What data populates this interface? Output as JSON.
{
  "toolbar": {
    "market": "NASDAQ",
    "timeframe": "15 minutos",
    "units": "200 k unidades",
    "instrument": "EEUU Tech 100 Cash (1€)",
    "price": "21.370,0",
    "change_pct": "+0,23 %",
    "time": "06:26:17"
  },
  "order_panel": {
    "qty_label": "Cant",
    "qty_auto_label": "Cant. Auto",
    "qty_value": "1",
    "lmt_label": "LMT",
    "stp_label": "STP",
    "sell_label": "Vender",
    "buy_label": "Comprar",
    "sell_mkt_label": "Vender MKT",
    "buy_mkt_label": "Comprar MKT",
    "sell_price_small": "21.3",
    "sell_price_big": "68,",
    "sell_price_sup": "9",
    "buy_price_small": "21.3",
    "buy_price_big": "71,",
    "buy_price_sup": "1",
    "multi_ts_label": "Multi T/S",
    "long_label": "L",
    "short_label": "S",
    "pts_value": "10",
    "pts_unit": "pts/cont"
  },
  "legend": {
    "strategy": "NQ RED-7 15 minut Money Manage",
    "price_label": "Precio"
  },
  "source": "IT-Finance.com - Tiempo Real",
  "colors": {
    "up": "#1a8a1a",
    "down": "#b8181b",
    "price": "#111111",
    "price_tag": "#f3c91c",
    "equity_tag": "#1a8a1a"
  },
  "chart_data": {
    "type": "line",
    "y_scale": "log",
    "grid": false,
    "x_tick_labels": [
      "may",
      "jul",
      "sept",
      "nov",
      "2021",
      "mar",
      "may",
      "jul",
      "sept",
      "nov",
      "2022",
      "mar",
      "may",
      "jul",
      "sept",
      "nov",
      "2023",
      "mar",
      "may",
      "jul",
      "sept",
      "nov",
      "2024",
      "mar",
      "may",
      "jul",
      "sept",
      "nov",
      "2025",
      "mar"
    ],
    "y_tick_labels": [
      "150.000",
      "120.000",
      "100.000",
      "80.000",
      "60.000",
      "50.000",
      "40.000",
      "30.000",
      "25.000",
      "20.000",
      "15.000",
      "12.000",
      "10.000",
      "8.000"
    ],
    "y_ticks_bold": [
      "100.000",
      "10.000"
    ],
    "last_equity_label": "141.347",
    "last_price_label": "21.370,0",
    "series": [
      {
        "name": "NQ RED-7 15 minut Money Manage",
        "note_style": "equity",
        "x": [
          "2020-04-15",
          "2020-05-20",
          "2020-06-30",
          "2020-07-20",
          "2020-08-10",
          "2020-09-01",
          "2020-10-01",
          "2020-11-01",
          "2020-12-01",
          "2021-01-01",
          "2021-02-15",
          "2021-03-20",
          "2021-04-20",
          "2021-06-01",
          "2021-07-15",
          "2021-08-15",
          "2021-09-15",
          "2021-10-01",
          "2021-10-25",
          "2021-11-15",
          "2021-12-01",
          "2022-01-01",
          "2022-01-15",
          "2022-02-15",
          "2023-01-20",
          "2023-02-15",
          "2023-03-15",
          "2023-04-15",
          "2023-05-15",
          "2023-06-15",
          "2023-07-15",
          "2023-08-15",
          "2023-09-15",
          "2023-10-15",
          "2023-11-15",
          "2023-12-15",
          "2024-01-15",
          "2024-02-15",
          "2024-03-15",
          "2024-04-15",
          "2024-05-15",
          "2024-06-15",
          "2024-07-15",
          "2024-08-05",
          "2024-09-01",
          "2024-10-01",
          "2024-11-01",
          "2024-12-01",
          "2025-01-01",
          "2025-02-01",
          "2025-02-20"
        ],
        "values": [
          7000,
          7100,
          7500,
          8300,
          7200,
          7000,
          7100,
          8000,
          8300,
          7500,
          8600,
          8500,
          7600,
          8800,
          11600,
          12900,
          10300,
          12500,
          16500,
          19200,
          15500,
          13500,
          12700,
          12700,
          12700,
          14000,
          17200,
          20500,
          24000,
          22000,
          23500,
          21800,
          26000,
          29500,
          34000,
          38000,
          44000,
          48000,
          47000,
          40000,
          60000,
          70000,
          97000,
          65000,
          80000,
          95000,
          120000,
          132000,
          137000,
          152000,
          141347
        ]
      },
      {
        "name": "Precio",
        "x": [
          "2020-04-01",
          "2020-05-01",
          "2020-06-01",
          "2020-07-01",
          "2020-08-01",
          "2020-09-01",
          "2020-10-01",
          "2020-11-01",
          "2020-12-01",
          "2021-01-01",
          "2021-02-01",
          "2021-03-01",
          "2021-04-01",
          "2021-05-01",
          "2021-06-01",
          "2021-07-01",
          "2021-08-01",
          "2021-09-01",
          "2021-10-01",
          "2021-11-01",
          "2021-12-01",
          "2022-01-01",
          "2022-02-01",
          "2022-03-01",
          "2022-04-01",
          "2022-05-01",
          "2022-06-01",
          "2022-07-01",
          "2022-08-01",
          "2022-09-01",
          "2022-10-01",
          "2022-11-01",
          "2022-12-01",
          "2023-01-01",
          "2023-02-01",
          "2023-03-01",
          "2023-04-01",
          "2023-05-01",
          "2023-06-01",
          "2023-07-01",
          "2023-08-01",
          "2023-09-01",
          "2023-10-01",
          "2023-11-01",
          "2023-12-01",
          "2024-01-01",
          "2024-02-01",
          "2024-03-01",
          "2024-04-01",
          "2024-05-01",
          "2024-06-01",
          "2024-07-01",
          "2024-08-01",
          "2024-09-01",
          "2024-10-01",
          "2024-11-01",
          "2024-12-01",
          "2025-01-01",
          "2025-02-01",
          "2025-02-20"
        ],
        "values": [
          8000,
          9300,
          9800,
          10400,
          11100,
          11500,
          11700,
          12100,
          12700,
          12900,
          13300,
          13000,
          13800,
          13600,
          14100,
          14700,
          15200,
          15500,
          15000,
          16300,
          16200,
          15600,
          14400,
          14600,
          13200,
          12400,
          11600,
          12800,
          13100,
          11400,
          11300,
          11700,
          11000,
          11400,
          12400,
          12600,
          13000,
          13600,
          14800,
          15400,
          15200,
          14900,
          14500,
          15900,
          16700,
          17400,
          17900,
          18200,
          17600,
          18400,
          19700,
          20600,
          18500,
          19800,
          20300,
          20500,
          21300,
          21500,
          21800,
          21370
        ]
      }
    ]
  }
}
—————
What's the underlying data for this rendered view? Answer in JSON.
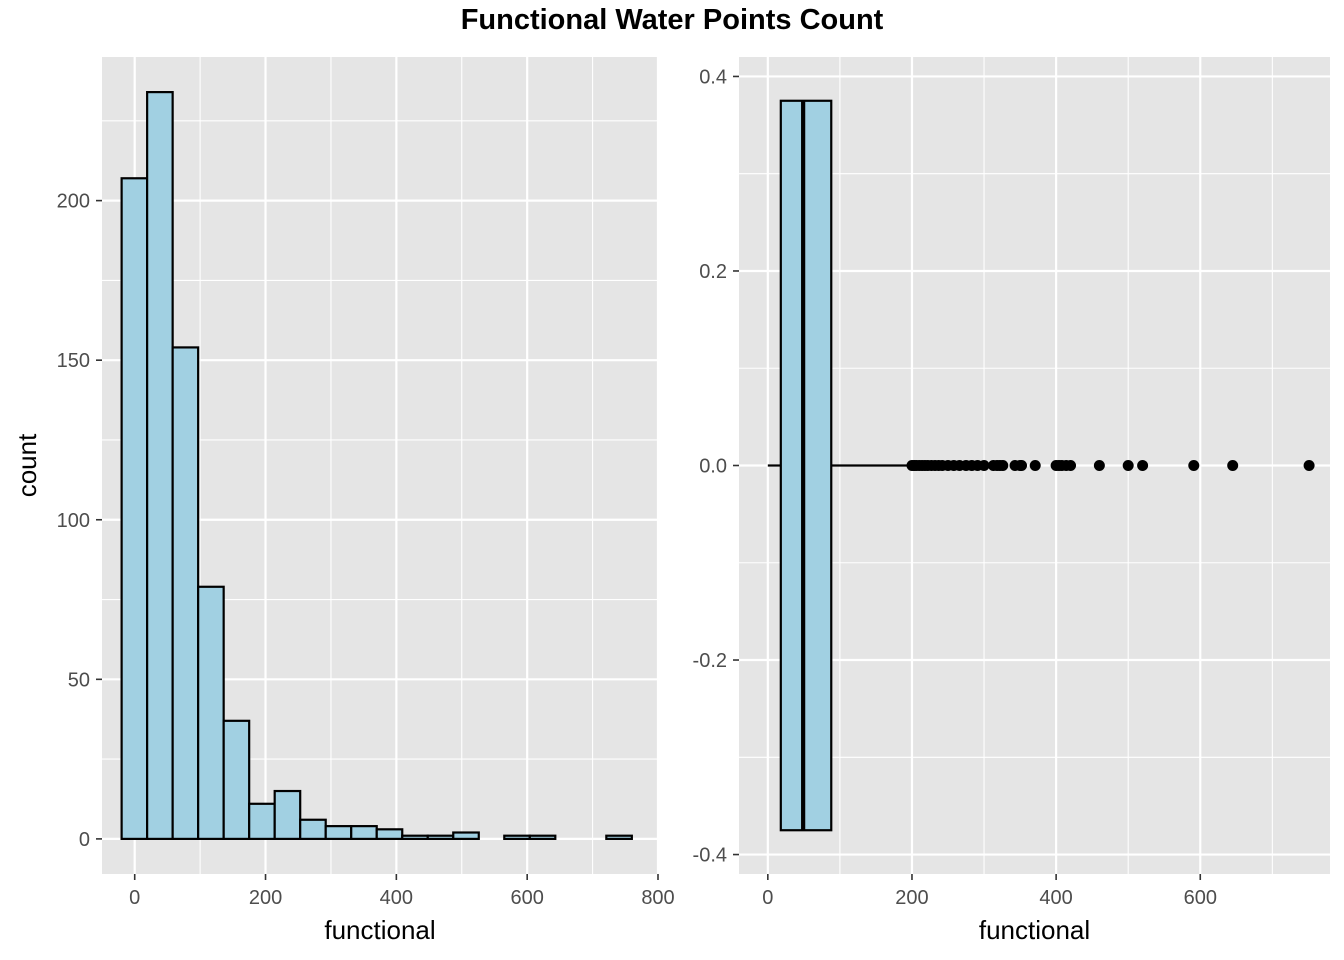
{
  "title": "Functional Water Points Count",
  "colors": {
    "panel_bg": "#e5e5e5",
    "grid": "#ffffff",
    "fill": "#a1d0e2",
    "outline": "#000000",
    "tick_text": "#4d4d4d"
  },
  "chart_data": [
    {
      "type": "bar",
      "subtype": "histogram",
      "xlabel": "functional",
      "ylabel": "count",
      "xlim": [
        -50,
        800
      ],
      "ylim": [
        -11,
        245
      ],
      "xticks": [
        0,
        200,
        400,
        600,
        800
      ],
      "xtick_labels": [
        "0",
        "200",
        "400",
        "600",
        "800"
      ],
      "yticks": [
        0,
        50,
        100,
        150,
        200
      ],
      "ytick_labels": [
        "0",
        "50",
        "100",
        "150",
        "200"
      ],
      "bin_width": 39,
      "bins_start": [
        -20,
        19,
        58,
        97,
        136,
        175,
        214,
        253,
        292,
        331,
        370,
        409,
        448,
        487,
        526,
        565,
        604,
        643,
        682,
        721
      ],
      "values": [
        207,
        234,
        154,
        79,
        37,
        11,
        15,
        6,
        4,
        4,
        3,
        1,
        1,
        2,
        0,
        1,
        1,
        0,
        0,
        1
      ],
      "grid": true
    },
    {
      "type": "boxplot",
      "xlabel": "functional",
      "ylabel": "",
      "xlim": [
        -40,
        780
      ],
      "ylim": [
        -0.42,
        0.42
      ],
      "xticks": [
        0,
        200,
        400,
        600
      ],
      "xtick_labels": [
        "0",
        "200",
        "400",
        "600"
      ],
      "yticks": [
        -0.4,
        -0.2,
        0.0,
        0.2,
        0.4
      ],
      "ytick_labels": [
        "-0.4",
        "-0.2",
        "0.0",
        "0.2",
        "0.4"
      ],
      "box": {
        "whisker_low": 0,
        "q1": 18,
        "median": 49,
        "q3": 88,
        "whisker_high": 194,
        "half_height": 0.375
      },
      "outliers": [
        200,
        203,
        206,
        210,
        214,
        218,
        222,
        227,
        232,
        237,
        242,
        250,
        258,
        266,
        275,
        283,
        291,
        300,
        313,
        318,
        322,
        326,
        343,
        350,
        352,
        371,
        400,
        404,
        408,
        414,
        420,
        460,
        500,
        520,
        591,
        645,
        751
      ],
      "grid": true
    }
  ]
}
—————
Return all lines containing "grid".

Exercise response:
    "grid": false,
    "grid": "#ffffff",
      "grid": true
      "grid": true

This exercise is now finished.